**MATERIAL**

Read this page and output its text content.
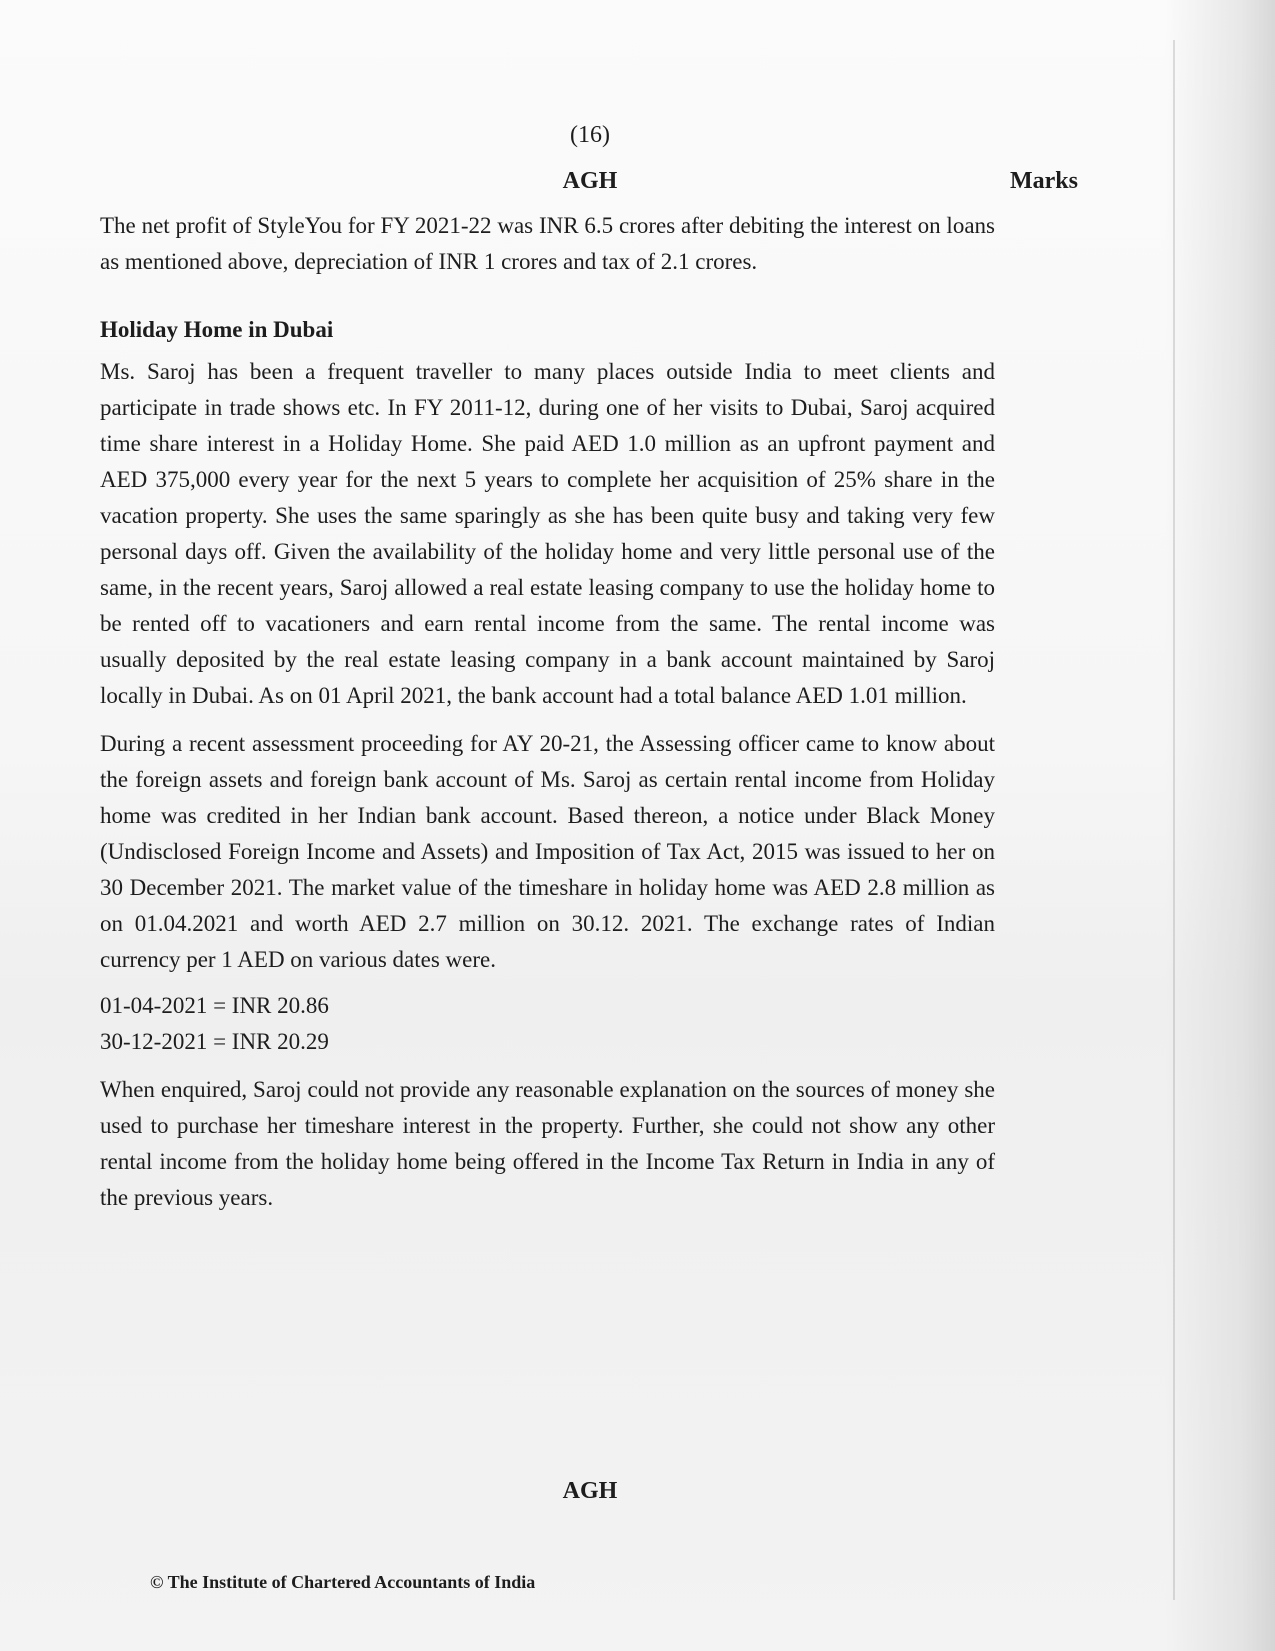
(16)
AGH	Marks

The net profit of StyleYou for FY 2021-22 was INR 6.5 crores after debiting the interest on loans as mentioned above, depreciation of INR 1 crores and tax of 2.1 crores.

Holiday Home in Dubai

Ms. Saroj has been a frequent traveller to many places outside India to meet clients and participate in trade shows etc. In FY 2011-12, during one of her visits to Dubai, Saroj acquired time share interest in a Holiday Home. She paid AED 1.0 million as an upfront payment and AED 375,000 every year for the next 5 years to complete her acquisition of 25% share in the vacation property. She uses the same sparingly as she has been quite busy and taking very few personal days off. Given the availability of the holiday home and very little personal use of the same, in the recent years, Saroj allowed a real estate leasing company to use the holiday home to be rented off to vacationers and earn rental income from the same. The rental income was usually deposited by the real estate leasing company in a bank account maintained by Saroj locally in Dubai. As on 01 April 2021, the bank account had a total balance AED 1.01 million.

During a recent assessment proceeding for AY 20-21, the Assessing officer came to know about the foreign assets and foreign bank account of Ms. Saroj as certain rental income from Holiday home was credited in her Indian bank account. Based thereon, a notice under Black Money (Undisclosed Foreign Income and Assets) and Imposition of Tax Act, 2015 was issued to her on 30 December 2021. The market value of the timeshare in holiday home was AED 2.8 million as on 01.04.2021 and worth AED 2.7 million on 30.12. 2021. The exchange rates of Indian currency per 1 AED on various dates were.

01-04-2021 = INR 20.86

30-12-2021 = INR 20.29

When enquired, Saroj could not provide any reasonable explanation on the sources of money she used to purchase her timeshare interest in the property. Further, she could not show any other rental income from the holiday home being offered in the Income Tax Return in India in any of the previous years.

AGH
© The Institute of Chartered Accountants of India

**DIRECTIVE**
Copy every record above exactly, leaving out the pictures.

**WRITTEN RESPONSE**
Read this page and output its text content.
(16)
AGH	Marks

The net profit of StyleYou for FY 2021-22 was INR 6.5 crores after debiting the interest on loans as mentioned above, depreciation of INR 1 crores and tax of 2.1 crores.

Holiday Home in Dubai

Ms. Saroj has been a frequent traveller to many places outside India to meet clients and participate in trade shows etc. In FY 2011-12, during one of her visits to Dubai, Saroj acquired time share interest in a Holiday Home. She paid AED 1.0 million as an upfront payment and AED 375,000 every year for the next 5 years to complete her acquisition of 25% share in the vacation property. She uses the same sparingly as she has been quite busy and taking very few personal days off. Given the availability of the holiday home and very little personal use of the same, in the recent years, Saroj allowed a real estate leasing company to use the holiday home to be rented off to vacationers and earn rental income from the same. The rental income was usually deposited by the real estate leasing company in a bank account maintained by Saroj locally in Dubai. As on 01 April 2021, the bank account had a total balance AED 1.01 million.

During a recent assessment proceeding for AY 20-21, the Assessing officer came to know about the foreign assets and foreign bank account of Ms. Saroj as certain rental income from Holiday home was credited in her Indian bank account. Based thereon, a notice under Black Money (Undisclosed Foreign Income and Assets) and Imposition of Tax Act, 2015 was issued to her on 30 December 2021. The market value of the timeshare in holiday home was AED 2.8 million as on 01.04.2021 and worth AED 2.7 million on 30.12. 2021. The exchange rates of Indian currency per 1 AED on various dates were.

01-04-2021 = INR 20.86

30-12-2021 = INR 20.29

When enquired, Saroj could not provide any reasonable explanation on the sources of money she used to purchase her timeshare interest in the property. Further, she could not show any other rental income from the holiday home being offered in the Income Tax Return in India in any of the previous years.

AGH
© The Institute of Chartered Accountants of India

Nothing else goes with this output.